==== Extracted data

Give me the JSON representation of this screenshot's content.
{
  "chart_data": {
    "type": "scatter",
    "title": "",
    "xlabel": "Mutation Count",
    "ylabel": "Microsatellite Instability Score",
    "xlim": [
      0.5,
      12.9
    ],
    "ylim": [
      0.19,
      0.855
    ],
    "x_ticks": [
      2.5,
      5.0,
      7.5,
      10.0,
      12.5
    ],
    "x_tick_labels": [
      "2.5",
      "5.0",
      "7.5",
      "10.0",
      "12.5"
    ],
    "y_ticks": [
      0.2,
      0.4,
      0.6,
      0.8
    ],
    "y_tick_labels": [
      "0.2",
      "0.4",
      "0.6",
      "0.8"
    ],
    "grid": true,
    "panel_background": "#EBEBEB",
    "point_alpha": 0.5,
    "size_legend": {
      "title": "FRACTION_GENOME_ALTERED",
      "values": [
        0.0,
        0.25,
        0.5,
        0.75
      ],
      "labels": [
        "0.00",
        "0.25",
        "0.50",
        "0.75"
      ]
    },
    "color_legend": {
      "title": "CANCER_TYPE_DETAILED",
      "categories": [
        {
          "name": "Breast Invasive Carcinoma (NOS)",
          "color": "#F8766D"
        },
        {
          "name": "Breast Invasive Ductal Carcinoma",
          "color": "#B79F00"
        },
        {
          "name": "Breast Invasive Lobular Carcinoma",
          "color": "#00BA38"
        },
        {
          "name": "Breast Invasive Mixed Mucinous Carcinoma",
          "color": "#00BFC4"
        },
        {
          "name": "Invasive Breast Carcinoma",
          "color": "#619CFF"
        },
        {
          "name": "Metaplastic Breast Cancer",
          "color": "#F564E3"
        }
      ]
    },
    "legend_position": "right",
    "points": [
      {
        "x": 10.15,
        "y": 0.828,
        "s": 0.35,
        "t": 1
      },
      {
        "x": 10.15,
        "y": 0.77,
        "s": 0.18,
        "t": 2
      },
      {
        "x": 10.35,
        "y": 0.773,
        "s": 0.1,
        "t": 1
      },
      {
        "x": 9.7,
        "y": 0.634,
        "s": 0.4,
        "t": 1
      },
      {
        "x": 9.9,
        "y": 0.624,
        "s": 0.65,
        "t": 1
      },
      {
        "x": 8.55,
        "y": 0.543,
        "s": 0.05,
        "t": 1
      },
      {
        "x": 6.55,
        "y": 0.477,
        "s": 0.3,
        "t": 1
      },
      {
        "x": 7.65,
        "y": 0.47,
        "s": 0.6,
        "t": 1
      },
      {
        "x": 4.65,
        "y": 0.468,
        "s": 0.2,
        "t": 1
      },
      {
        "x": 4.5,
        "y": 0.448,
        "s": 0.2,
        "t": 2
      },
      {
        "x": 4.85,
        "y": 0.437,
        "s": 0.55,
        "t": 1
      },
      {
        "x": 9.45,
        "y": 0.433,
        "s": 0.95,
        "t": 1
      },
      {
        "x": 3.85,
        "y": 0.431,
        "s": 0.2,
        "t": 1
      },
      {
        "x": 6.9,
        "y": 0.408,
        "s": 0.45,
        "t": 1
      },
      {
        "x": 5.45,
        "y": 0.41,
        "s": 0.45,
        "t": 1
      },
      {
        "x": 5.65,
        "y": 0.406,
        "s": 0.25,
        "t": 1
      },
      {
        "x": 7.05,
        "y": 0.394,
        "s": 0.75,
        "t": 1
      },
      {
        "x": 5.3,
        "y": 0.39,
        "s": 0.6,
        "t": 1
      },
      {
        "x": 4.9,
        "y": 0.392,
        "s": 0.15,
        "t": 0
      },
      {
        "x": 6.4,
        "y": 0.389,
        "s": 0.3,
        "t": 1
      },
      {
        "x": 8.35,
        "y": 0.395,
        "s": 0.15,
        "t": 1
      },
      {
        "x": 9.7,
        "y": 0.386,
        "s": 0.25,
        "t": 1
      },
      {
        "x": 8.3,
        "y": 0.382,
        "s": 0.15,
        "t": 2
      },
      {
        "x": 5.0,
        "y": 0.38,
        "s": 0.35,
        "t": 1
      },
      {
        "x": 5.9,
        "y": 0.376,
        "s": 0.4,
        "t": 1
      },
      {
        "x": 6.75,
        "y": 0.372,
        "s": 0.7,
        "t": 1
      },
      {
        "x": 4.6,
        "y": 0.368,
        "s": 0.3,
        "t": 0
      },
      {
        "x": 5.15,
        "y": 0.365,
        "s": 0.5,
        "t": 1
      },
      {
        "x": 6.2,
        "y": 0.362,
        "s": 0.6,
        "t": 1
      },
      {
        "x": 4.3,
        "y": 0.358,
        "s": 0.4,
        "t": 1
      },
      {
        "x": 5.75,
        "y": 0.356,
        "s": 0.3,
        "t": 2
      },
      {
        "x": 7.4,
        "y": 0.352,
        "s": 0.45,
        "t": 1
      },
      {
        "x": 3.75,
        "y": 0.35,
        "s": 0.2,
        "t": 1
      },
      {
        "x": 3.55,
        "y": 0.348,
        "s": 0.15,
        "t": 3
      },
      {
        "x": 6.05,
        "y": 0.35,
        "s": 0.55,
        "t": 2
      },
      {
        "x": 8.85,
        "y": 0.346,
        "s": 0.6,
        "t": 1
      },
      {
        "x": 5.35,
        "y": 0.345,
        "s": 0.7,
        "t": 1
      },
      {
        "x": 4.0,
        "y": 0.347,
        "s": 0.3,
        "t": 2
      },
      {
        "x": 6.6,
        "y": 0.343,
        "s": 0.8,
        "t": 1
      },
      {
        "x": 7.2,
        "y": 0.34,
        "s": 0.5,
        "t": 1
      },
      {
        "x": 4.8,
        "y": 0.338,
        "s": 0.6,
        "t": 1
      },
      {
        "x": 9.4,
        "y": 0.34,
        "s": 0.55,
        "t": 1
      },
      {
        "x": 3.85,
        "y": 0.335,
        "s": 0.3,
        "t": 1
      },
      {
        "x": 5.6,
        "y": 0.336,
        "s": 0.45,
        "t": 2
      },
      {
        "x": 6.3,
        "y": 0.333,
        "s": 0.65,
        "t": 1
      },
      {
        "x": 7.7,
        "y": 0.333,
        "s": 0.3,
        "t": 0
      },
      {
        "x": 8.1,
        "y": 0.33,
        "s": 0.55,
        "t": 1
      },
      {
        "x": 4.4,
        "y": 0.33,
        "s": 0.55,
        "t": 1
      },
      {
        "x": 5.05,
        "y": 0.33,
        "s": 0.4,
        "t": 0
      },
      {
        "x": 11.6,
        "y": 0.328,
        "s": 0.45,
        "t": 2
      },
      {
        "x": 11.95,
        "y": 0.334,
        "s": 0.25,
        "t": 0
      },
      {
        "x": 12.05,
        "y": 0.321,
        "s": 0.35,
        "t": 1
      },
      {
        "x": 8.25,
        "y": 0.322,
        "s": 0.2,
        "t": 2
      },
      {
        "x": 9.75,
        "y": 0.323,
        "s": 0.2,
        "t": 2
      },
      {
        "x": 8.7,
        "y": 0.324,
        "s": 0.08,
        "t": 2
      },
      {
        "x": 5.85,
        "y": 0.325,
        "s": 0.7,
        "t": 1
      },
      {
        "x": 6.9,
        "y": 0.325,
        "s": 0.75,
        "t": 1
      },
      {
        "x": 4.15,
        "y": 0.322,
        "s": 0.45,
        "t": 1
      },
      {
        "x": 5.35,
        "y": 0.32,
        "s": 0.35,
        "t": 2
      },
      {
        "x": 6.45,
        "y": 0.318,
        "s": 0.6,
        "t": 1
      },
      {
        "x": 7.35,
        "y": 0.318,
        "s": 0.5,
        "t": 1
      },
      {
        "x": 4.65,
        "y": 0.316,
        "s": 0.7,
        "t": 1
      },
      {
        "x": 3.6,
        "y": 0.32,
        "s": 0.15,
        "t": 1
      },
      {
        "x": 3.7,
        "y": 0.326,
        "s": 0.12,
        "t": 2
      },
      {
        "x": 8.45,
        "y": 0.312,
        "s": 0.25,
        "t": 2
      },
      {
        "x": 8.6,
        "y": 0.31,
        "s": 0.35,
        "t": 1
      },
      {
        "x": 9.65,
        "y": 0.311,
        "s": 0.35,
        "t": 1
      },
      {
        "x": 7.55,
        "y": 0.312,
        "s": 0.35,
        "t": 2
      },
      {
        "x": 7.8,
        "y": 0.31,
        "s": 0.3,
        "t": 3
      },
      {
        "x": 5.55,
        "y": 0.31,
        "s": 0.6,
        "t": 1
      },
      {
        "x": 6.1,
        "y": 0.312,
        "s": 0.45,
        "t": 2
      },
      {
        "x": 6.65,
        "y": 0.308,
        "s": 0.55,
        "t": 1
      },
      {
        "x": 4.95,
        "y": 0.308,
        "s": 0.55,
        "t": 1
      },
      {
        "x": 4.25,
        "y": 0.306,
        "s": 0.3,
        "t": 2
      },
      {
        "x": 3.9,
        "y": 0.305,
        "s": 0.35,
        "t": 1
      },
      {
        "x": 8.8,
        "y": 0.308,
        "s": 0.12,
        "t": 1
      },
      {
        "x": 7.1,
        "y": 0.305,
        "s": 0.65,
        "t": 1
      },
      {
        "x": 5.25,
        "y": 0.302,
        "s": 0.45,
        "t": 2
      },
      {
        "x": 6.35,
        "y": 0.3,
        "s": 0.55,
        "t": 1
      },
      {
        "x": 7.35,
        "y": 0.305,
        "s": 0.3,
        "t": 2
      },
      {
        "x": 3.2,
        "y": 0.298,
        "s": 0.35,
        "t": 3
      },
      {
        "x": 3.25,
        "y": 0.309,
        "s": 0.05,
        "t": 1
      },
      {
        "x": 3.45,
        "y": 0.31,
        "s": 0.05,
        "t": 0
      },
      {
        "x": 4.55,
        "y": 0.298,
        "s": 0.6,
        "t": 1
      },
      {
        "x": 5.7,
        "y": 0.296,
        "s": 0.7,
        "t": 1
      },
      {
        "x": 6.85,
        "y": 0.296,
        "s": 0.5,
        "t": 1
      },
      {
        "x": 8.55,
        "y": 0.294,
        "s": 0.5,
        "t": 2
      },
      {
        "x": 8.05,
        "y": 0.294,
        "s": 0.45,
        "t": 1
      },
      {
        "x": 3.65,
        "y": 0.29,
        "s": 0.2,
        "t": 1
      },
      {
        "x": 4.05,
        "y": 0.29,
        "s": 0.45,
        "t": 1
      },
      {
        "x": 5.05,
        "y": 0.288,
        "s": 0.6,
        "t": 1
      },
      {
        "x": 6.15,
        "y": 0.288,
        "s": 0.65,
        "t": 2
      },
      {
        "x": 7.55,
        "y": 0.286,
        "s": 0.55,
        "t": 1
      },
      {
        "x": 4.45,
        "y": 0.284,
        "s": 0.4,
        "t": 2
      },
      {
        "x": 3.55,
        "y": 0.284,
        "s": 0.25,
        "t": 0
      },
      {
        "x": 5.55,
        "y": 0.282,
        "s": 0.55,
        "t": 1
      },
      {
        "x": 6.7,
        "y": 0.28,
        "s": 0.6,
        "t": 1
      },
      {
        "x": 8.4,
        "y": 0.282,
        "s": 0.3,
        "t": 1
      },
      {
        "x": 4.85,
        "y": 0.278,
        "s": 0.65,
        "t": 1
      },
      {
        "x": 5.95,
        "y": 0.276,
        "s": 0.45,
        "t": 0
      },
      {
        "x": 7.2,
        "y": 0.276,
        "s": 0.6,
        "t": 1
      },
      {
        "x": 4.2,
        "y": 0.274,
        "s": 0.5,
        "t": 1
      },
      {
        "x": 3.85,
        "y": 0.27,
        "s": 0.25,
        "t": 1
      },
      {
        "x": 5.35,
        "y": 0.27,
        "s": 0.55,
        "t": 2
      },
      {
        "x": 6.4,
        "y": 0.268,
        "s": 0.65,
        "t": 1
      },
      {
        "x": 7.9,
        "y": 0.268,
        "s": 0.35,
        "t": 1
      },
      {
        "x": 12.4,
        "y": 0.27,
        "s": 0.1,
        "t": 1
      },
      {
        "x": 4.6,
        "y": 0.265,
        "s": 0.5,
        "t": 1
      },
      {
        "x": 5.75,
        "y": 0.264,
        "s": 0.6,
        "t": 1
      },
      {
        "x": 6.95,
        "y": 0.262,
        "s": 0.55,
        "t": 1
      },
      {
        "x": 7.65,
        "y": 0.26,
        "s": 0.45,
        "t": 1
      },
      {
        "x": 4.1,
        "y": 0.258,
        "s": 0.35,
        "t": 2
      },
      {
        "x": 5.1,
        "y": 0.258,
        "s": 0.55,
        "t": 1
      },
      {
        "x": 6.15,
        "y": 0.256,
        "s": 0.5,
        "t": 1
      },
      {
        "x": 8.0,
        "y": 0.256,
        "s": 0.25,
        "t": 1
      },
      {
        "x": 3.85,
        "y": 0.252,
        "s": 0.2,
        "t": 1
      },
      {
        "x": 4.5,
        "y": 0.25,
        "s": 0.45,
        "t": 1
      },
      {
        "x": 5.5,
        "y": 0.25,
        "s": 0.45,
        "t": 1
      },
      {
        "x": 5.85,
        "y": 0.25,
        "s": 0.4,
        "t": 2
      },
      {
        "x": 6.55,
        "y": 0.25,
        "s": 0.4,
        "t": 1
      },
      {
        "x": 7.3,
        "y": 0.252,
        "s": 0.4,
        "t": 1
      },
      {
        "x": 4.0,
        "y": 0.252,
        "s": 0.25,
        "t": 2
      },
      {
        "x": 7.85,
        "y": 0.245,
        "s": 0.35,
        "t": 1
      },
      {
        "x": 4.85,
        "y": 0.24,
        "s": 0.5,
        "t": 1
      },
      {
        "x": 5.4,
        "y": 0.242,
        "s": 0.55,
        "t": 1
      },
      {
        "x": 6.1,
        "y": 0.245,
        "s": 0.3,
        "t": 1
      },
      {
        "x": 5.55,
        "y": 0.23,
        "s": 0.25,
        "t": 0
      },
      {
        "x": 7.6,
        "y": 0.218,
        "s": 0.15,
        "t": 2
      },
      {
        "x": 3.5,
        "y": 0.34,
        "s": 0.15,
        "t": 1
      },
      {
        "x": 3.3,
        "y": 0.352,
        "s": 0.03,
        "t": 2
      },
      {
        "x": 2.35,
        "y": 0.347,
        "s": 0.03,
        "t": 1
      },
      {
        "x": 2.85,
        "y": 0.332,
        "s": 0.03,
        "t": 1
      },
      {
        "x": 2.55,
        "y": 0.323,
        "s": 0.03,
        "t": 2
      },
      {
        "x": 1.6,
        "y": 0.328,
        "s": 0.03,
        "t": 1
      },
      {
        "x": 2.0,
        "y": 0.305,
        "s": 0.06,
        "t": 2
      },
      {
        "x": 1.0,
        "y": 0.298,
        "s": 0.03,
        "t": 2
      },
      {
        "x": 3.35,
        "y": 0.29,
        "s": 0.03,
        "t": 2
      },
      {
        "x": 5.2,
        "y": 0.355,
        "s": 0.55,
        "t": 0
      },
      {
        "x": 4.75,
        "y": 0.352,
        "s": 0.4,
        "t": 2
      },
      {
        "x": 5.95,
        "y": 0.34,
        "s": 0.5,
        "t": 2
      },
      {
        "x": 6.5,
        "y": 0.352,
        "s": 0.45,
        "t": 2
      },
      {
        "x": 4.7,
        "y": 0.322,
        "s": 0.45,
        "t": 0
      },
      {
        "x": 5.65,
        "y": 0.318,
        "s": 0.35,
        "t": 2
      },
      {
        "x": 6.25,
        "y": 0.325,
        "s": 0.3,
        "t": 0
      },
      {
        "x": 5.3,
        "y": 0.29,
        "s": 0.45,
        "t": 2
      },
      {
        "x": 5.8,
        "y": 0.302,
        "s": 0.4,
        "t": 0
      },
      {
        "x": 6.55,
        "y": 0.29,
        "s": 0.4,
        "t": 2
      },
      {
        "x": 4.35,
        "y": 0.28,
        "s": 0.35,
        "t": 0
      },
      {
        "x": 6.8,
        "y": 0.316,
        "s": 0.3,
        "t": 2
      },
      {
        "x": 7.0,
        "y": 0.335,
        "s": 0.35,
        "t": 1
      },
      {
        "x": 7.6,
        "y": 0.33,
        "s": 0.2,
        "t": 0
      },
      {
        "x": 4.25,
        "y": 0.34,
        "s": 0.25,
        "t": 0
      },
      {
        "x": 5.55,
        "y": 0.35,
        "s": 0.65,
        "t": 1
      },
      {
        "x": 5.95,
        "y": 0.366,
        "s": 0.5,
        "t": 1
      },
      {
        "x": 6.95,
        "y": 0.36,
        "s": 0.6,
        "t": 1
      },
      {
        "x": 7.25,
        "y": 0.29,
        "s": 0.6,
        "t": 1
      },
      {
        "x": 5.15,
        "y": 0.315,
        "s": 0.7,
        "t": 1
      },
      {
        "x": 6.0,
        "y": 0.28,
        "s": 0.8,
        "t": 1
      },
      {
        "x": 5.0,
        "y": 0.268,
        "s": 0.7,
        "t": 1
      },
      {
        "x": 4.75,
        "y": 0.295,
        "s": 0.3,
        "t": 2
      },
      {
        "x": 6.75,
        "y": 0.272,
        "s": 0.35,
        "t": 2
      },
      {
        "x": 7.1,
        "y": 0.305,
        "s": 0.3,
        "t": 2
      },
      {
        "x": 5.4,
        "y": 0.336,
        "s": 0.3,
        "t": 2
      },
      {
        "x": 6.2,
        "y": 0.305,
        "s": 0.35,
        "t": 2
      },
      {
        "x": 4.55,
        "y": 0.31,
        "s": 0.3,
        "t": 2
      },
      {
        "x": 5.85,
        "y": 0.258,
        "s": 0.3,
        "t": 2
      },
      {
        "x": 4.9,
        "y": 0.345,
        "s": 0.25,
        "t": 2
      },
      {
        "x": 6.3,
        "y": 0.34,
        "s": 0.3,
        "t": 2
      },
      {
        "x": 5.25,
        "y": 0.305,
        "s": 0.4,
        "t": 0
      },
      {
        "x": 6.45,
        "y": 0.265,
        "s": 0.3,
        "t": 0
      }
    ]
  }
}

========

● **Problem**: The expected answer holds each line from the listing above where the string "Carcinoma" is present.

● **Response below**:
          "name": "Breast Invasive Carcinoma (NOS)",
          "name": "Breast Invasive Ductal Carcinoma",
          "name": "Breast Invasive Lobular Carcinoma",
          "name": "Breast Invasive Mixed Mucinous Carcinoma",
          "name": "Invasive Breast Carcinoma",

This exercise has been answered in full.